• Directive: Print all entries word for word.

== Records for the exercise

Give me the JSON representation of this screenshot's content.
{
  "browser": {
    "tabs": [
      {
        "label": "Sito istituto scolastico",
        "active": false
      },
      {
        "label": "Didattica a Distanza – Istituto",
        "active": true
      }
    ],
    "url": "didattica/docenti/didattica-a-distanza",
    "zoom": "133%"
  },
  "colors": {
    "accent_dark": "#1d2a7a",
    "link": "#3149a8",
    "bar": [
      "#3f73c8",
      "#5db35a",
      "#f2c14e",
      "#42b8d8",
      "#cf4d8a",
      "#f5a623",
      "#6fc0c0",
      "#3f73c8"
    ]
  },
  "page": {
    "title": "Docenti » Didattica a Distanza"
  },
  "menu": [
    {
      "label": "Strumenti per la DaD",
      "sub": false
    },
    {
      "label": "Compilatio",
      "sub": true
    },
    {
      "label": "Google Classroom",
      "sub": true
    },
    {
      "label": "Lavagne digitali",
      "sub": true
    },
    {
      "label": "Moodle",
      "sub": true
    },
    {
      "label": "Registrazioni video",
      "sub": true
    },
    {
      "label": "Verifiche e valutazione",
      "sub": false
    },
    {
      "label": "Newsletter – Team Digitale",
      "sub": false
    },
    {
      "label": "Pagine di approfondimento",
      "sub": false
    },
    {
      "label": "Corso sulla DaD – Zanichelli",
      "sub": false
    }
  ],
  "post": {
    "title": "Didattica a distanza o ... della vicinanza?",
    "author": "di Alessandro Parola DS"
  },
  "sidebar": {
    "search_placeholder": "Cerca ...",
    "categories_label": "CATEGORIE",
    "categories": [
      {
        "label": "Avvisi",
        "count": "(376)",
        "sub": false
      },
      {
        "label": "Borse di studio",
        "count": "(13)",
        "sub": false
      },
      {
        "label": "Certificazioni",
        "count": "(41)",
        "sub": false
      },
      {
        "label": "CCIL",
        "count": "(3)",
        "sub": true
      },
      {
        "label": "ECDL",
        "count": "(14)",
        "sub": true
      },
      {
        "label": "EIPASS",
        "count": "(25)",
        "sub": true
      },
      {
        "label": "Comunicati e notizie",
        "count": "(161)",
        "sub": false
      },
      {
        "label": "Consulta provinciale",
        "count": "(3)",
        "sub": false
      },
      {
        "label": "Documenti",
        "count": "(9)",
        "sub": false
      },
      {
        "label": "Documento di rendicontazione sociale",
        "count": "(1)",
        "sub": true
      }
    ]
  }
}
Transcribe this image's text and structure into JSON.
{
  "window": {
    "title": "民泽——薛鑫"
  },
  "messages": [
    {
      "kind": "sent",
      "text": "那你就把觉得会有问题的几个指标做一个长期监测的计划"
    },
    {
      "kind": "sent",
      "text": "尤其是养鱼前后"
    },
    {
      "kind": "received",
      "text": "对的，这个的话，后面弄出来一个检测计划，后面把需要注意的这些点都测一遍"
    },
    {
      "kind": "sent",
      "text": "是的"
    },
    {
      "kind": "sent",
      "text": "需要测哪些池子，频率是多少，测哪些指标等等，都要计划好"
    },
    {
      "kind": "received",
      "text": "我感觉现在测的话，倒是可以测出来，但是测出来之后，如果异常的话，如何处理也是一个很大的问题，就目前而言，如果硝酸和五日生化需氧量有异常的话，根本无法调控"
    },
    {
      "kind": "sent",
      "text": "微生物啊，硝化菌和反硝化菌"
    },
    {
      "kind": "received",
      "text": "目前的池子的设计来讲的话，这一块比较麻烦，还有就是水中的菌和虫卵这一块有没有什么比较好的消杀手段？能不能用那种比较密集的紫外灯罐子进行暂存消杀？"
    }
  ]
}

====

• Full answer:
Give me the JSON representation of this screenshot's content.
{
  "browser": {
    "tabs": [
      {
        "label": "Sito istituto scolastico",
        "active": false
      },
      {
        "label": "Didattica a Distanza – Istituto",
        "active": true
      }
    ],
    "url": "didattica/docenti/didattica-a-distanza",
    "zoom": "133%"
  },
  "colors": {
    "accent_dark": "#1d2a7a",
    "link": "#3149a8",
    "bar": [
      "#3f73c8",
      "#5db35a",
      "#f2c14e",
      "#42b8d8",
      "#cf4d8a",
      "#f5a623",
      "#6fc0c0",
      "#3f73c8"
    ]
  },
  "page": {
    "title": "Docenti » Didattica a Distanza"
  },
  "menu": [
    {
      "label": "Strumenti per la DaD",
      "sub": false
    },
    {
      "label": "Compilatio",
      "sub": true
    },
    {
      "label": "Google Classroom",
      "sub": true
    },
    {
      "label": "Lavagne digitali",
      "sub": true
    },
    {
      "label": "Moodle",
      "sub": true
    },
    {
      "label": "Registrazioni video",
      "sub": true
    },
    {
      "label": "Verifiche e valutazione",
      "sub": false
    },
    {
      "label": "Newsletter – Team Digitale",
      "sub": false
    },
    {
      "label": "Pagine di approfondimento",
      "sub": false
    },
    {
      "label": "Corso sulla DaD – Zanichelli",
      "sub": false
    }
  ],
  "post": {
    "title": "Didattica a distanza o ... della vicinanza?",
    "author": "di Alessandro Parola DS"
  },
  "sidebar": {
    "search_placeholder": "Cerca ...",
    "categories_label": "CATEGORIE",
    "categories": [
      {
        "label": "Avvisi",
        "count": "(376)",
        "sub": false
      },
      {
        "label": "Borse di studio",
        "count": "(13)",
        "sub": false
      },
      {
        "label": "Certificazioni",
        "count": "(41)",
        "sub": false
      },
      {
        "label": "CCIL",
        "count": "(3)",
        "sub": true
      },
      {
        "label": "ECDL",
        "count": "(14)",
        "sub": true
      },
      {
        "label": "EIPASS",
        "count": "(25)",
        "sub": true
      },
      {
        "label": "Comunicati e notizie",
        "count": "(161)",
        "sub": false
      },
      {
        "label": "Consulta provinciale",
        "count": "(3)",
        "sub": false
      },
      {
        "label": "Documenti",
        "count": "(9)",
        "sub": false
      },
      {
        "label": "Documento di rendicontazione sociale",
        "count": "(1)",
        "sub": true
      }
    ]
  }
}
Transcribe this image's text and structure into JSON.
{
  "window": {
    "title": "民泽——薛鑫"
  },
  "messages": [
    {
      "kind": "sent",
      "text": "那你就把觉得会有问题的几个指标做一个长期监测的计划"
    },
    {
      "kind": "sent",
      "text": "尤其是养鱼前后"
    },
    {
      "kind": "received",
      "text": "对的，这个的话，后面弄出来一个检测计划，后面把需要注意的这些点都测一遍"
    },
    {
      "kind": "sent",
      "text": "是的"
    },
    {
      "kind": "sent",
      "text": "需要测哪些池子，频率是多少，测哪些指标等等，都要计划好"
    },
    {
      "kind": "received",
      "text": "我感觉现在测的话，倒是可以测出来，但是测出来之后，如果异常的话，如何处理也是一个很大的问题，就目前而言，如果硝酸和五日生化需氧量有异常的话，根本无法调控"
    },
    {
      "kind": "sent",
      "text": "微生物啊，硝化菌和反硝化菌"
    },
    {
      "kind": "received",
      "text": "目前的池子的设计来讲的话，这一块比较麻烦，还有就是水中的菌和虫卵这一块有没有什么比较好的消杀手段？能不能用那种比较密集的紫外灯罐子进行暂存消杀？"
    }
  ]
}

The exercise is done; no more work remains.